## BEGIN

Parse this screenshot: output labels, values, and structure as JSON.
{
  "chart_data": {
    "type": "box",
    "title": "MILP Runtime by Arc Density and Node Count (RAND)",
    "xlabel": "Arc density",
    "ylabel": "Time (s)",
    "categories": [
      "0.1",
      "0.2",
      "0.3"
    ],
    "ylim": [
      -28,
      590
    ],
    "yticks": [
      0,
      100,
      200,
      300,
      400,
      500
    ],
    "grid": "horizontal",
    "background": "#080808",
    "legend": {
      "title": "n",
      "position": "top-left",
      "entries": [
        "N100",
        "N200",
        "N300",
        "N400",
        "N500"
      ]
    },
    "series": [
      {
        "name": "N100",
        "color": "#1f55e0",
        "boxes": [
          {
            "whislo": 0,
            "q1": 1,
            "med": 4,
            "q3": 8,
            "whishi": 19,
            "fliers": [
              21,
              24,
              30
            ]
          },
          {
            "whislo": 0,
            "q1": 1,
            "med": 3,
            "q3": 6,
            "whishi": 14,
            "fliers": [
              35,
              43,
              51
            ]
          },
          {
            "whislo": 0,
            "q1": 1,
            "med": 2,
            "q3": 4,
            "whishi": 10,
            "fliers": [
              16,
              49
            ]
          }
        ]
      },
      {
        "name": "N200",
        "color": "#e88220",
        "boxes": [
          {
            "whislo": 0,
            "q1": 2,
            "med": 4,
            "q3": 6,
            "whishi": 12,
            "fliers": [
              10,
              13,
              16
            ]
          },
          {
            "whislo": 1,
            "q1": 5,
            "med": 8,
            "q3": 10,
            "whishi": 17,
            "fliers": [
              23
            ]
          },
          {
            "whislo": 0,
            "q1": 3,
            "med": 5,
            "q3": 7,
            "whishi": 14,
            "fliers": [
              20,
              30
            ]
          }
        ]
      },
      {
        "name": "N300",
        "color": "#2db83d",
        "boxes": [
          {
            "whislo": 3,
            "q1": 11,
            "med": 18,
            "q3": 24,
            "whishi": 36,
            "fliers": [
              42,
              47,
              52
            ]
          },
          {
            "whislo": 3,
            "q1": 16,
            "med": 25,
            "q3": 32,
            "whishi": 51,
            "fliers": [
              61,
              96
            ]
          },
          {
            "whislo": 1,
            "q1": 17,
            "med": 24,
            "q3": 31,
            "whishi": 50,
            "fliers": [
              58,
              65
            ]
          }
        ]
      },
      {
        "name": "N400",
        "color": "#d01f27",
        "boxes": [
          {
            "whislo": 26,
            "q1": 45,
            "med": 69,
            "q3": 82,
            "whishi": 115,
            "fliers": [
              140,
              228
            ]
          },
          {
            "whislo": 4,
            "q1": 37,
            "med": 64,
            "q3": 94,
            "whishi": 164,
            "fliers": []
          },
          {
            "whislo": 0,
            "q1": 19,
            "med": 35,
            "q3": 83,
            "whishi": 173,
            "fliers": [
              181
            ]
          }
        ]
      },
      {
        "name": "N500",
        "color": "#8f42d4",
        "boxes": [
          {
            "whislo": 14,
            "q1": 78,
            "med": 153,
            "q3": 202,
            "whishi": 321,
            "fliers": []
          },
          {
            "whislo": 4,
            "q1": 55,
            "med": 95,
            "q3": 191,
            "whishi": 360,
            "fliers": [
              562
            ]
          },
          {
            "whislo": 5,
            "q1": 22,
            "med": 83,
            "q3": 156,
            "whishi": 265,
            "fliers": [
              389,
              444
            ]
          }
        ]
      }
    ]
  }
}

## END

- Challenge -
Tally the lines above that contain the word "title", and reply with only the number.

- Full output -
2